* **WHAT TO WORK ON**: Will you write out all the entries below exactly?

* **RECORDED DATA**:
_ _ _ _
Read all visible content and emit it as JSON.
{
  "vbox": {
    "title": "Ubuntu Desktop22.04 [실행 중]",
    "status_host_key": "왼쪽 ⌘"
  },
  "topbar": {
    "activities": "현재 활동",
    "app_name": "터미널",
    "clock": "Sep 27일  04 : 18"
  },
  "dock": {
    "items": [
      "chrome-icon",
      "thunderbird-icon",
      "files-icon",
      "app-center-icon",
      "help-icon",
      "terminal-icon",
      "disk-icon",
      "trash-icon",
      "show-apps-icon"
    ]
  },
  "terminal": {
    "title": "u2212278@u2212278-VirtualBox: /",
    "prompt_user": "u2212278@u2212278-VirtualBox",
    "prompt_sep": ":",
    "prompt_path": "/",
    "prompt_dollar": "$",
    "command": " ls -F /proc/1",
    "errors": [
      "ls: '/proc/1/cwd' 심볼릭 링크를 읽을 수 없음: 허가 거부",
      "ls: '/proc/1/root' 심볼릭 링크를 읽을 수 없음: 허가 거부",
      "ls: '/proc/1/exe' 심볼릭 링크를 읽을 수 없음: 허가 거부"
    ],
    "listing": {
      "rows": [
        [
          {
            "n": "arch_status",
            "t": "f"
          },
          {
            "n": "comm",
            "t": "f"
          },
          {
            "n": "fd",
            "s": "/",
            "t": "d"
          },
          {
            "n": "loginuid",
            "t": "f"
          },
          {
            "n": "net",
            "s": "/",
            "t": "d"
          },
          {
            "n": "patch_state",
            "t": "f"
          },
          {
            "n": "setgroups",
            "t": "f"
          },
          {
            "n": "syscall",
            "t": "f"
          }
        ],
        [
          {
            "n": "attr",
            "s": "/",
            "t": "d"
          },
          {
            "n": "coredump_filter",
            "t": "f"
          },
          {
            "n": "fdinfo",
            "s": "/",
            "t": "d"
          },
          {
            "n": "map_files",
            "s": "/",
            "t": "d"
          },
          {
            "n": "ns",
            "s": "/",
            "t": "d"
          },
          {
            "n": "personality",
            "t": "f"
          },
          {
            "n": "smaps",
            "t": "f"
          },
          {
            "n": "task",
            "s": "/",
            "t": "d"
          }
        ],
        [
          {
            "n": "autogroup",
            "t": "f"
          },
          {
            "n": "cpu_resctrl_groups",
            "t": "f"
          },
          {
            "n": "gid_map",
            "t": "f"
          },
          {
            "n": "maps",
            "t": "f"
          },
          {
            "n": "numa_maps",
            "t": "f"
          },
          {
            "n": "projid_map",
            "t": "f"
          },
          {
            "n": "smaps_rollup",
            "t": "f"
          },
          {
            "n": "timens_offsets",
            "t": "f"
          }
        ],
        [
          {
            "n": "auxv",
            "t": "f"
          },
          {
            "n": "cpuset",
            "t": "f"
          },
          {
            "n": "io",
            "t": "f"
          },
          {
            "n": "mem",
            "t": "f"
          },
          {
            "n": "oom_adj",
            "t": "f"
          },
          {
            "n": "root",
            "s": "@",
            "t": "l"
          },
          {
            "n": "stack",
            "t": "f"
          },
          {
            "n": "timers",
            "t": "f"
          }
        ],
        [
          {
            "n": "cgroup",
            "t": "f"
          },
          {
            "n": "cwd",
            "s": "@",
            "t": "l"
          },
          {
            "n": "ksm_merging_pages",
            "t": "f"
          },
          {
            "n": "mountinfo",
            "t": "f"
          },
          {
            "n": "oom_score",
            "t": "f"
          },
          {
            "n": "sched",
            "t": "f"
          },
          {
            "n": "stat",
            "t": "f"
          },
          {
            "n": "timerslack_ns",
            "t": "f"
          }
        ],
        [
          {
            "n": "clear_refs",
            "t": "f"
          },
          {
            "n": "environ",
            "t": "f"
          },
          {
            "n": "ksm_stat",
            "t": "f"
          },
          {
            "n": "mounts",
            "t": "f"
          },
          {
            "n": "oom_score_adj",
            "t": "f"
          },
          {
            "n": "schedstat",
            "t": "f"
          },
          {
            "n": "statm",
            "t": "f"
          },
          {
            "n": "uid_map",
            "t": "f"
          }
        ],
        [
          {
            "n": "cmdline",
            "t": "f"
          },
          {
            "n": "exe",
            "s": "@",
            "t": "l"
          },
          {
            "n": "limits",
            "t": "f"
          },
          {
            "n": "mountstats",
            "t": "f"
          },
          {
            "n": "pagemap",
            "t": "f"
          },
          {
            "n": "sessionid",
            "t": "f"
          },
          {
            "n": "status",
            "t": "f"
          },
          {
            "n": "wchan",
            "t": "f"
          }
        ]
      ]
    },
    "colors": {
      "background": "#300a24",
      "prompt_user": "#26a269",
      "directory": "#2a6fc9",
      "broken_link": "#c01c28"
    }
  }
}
_ _ _ _
* **FULL OUTPUT**:
Read all visible content and emit it as JSON.
{
  "vbox": {
    "title": "Ubuntu Desktop22.04 [실행 중]",
    "status_host_key": "왼쪽 ⌘"
  },
  "topbar": {
    "activities": "현재 활동",
    "app_name": "터미널",
    "clock": "Sep 27일  04 : 18"
  },
  "dock": {
    "items": [
      "chrome-icon",
      "thunderbird-icon",
      "files-icon",
      "app-center-icon",
      "help-icon",
      "terminal-icon",
      "disk-icon",
      "trash-icon",
      "show-apps-icon"
    ]
  },
  "terminal": {
    "title": "u2212278@u2212278-VirtualBox: /",
    "prompt_user": "u2212278@u2212278-VirtualBox",
    "prompt_sep": ":",
    "prompt_path": "/",
    "prompt_dollar": "$",
    "command": " ls -F /proc/1",
    "errors": [
      "ls: '/proc/1/cwd' 심볼릭 링크를 읽을 수 없음: 허가 거부",
      "ls: '/proc/1/root' 심볼릭 링크를 읽을 수 없음: 허가 거부",
      "ls: '/proc/1/exe' 심볼릭 링크를 읽을 수 없음: 허가 거부"
    ],
    "listing": {
      "rows": [
        [
          {
            "n": "arch_status",
            "t": "f"
          },
          {
            "n": "comm",
            "t": "f"
          },
          {
            "n": "fd",
            "s": "/",
            "t": "d"
          },
          {
            "n": "loginuid",
            "t": "f"
          },
          {
            "n": "net",
            "s": "/",
            "t": "d"
          },
          {
            "n": "patch_state",
            "t": "f"
          },
          {
            "n": "setgroups",
            "t": "f"
          },
          {
            "n": "syscall",
            "t": "f"
          }
        ],
        [
          {
            "n": "attr",
            "s": "/",
            "t": "d"
          },
          {
            "n": "coredump_filter",
            "t": "f"
          },
          {
            "n": "fdinfo",
            "s": "/",
            "t": "d"
          },
          {
            "n": "map_files",
            "s": "/",
            "t": "d"
          },
          {
            "n": "ns",
            "s": "/",
            "t": "d"
          },
          {
            "n": "personality",
            "t": "f"
          },
          {
            "n": "smaps",
            "t": "f"
          },
          {
            "n": "task",
            "s": "/",
            "t": "d"
          }
        ],
        [
          {
            "n": "autogroup",
            "t": "f"
          },
          {
            "n": "cpu_resctrl_groups",
            "t": "f"
          },
          {
            "n": "gid_map",
            "t": "f"
          },
          {
            "n": "maps",
            "t": "f"
          },
          {
            "n": "numa_maps",
            "t": "f"
          },
          {
            "n": "projid_map",
            "t": "f"
          },
          {
            "n": "smaps_rollup",
            "t": "f"
          },
          {
            "n": "timens_offsets",
            "t": "f"
          }
        ],
        [
          {
            "n": "auxv",
            "t": "f"
          },
          {
            "n": "cpuset",
            "t": "f"
          },
          {
            "n": "io",
            "t": "f"
          },
          {
            "n": "mem",
            "t": "f"
          },
          {
            "n": "oom_adj",
            "t": "f"
          },
          {
            "n": "root",
            "s": "@",
            "t": "l"
          },
          {
            "n": "stack",
            "t": "f"
          },
          {
            "n": "timers",
            "t": "f"
          }
        ],
        [
          {
            "n": "cgroup",
            "t": "f"
          },
          {
            "n": "cwd",
            "s": "@",
            "t": "l"
          },
          {
            "n": "ksm_merging_pages",
            "t": "f"
          },
          {
            "n": "mountinfo",
            "t": "f"
          },
          {
            "n": "oom_score",
            "t": "f"
          },
          {
            "n": "sched",
            "t": "f"
          },
          {
            "n": "stat",
            "t": "f"
          },
          {
            "n": "timerslack_ns",
            "t": "f"
          }
        ],
        [
          {
            "n": "clear_refs",
            "t": "f"
          },
          {
            "n": "environ",
            "t": "f"
          },
          {
            "n": "ksm_stat",
            "t": "f"
          },
          {
            "n": "mounts",
            "t": "f"
          },
          {
            "n": "oom_score_adj",
            "t": "f"
          },
          {
            "n": "schedstat",
            "t": "f"
          },
          {
            "n": "statm",
            "t": "f"
          },
          {
            "n": "uid_map",
            "t": "f"
          }
        ],
        [
          {
            "n": "cmdline",
            "t": "f"
          },
          {
            "n": "exe",
            "s": "@",
            "t": "l"
          },
          {
            "n": "limits",
            "t": "f"
          },
          {
            "n": "mountstats",
            "t": "f"
          },
          {
            "n": "pagemap",
            "t": "f"
          },
          {
            "n": "sessionid",
            "t": "f"
          },
          {
            "n": "status",
            "t": "f"
          },
          {
            "n": "wchan",
            "t": "f"
          }
        ]
      ]
    },
    "colors": {
      "background": "#300a24",
      "prompt_user": "#26a269",
      "directory": "#2a6fc9",
      "broken_link": "#c01c28"
    }
  }
}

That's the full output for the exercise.